__Aim__: Copy each line holding the string "学情预设".

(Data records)
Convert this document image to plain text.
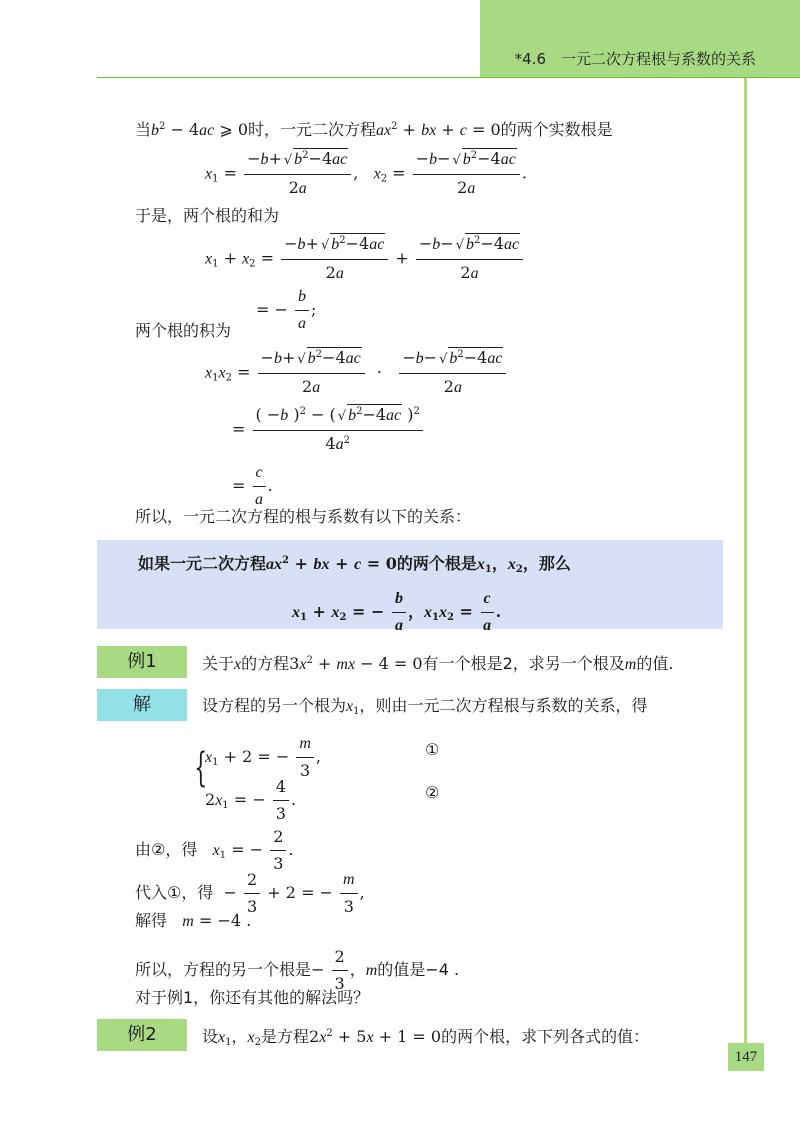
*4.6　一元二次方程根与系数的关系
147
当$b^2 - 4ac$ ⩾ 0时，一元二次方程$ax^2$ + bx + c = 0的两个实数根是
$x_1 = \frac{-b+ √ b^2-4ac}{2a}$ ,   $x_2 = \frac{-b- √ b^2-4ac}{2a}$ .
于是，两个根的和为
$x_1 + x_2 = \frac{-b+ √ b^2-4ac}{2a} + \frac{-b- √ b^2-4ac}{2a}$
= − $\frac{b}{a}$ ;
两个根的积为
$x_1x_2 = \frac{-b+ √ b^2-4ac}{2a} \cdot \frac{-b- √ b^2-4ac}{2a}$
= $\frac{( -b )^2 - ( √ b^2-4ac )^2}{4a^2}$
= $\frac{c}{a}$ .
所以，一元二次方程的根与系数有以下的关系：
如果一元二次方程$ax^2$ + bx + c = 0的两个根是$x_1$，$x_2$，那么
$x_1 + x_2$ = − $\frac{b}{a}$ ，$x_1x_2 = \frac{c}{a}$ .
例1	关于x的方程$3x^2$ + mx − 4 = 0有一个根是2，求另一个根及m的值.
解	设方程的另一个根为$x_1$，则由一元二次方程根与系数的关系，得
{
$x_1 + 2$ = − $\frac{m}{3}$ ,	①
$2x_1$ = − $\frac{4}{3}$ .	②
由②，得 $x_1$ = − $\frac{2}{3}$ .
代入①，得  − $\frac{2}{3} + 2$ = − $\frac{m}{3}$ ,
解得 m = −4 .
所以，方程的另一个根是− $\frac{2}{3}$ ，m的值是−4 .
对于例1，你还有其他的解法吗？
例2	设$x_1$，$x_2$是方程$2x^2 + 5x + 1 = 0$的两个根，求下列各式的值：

--

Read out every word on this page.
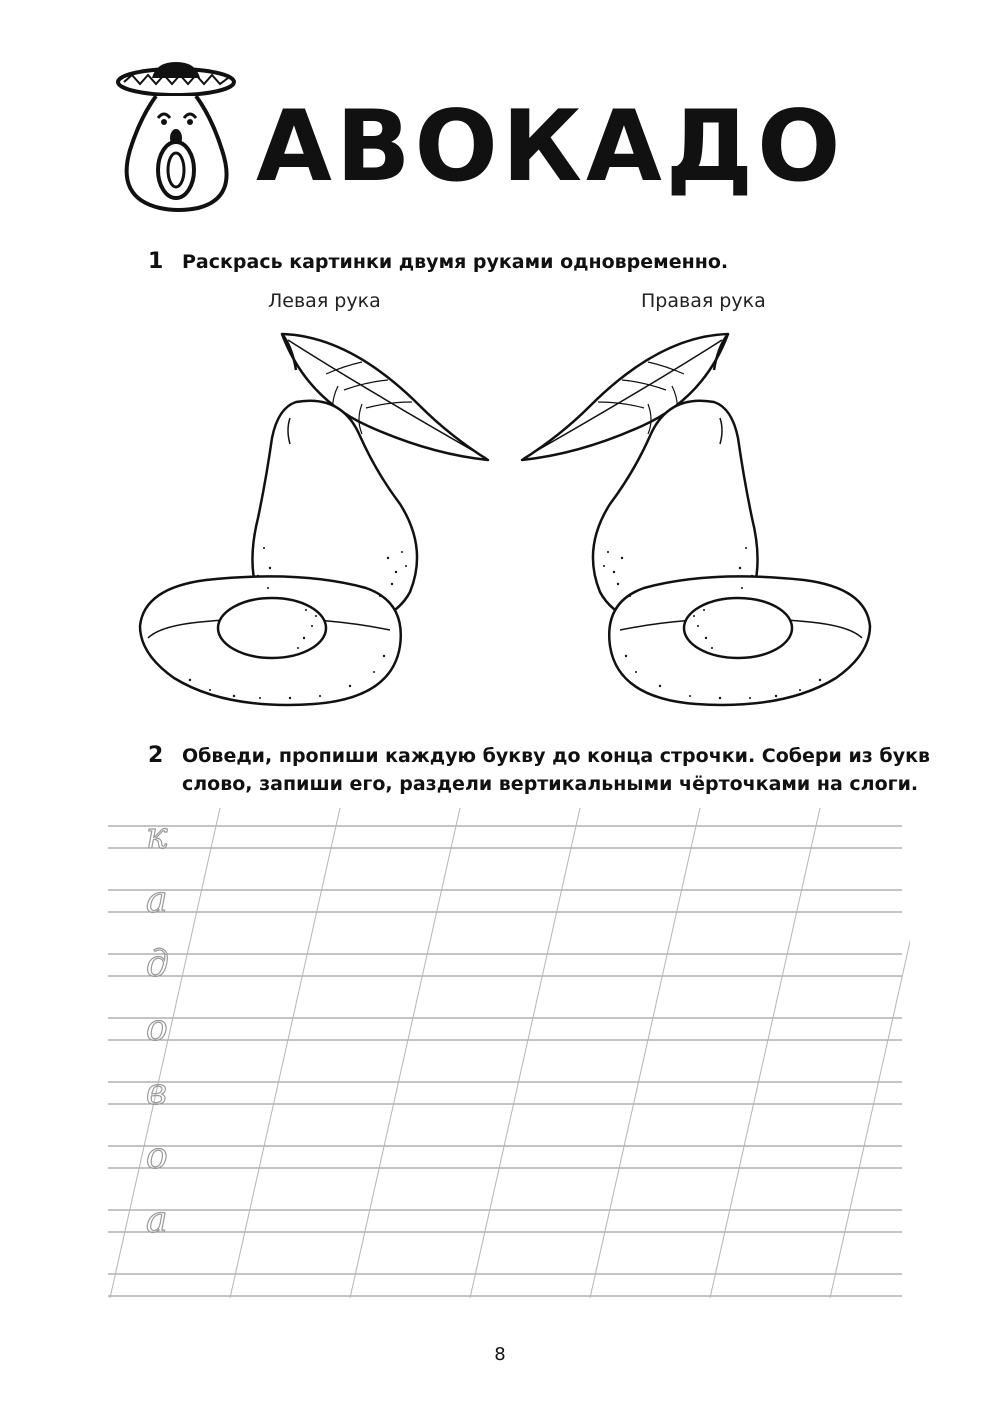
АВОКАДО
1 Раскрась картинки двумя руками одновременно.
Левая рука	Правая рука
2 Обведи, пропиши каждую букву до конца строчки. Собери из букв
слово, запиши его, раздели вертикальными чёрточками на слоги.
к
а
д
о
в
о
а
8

...

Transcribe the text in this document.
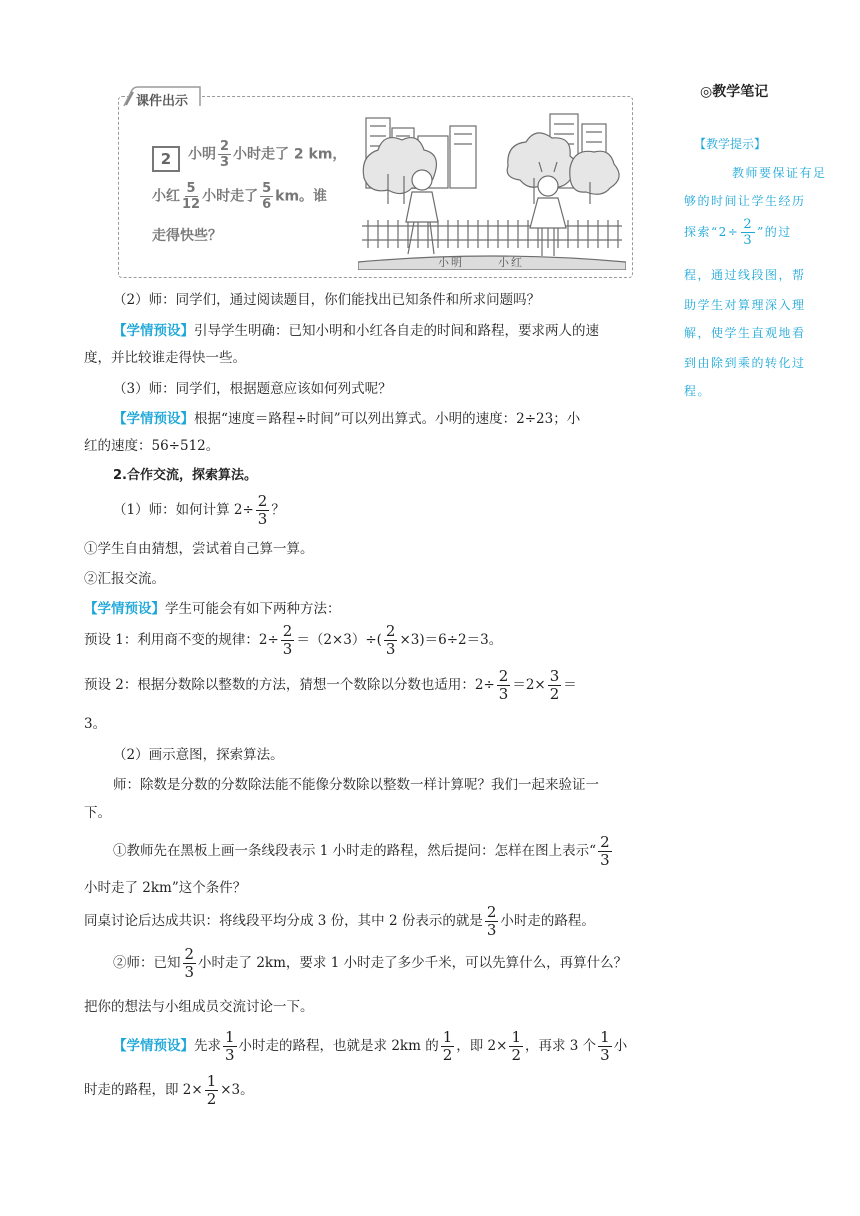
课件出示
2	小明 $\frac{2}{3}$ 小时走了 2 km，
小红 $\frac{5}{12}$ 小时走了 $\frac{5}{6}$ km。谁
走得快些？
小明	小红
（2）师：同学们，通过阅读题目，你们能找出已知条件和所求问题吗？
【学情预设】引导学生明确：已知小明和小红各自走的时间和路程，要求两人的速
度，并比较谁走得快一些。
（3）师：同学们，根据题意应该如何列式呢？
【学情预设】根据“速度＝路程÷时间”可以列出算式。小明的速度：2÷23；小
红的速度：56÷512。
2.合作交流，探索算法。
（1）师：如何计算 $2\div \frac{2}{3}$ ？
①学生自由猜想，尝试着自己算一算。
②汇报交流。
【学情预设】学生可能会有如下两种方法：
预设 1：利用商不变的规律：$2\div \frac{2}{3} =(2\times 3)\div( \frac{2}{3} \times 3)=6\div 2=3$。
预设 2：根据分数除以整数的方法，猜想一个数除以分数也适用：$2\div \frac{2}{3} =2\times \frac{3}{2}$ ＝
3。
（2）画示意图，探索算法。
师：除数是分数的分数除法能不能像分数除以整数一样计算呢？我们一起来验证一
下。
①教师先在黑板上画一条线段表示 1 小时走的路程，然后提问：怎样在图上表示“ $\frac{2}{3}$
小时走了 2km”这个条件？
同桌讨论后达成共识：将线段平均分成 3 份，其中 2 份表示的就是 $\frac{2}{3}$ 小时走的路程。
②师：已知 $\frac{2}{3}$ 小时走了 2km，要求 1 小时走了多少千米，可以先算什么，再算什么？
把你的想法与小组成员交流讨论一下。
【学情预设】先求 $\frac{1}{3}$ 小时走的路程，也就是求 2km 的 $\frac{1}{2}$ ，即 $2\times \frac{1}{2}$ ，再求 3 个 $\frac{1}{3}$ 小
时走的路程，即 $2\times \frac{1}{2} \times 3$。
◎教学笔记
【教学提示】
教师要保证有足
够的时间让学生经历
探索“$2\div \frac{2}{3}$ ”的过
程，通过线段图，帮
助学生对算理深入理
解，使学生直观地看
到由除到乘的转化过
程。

__Correct output__:
【学情预设】引导学生明确：已知小明和小红各自走的时间和路程，要求两人的速
【学情预设】根据“速度＝路程÷时间”可以列出算式。小明的速度：2÷23；小
【学情预设】学生可能会有如下两种方法：
【学情预设】先求 $\frac{1}{3}$ 小时走的路程，也就是求 2km 的 $\frac{1}{2}$ ，即 $2\times \frac{1}{2}$ ，再求 3 个 $\frac{1}{3}$ 小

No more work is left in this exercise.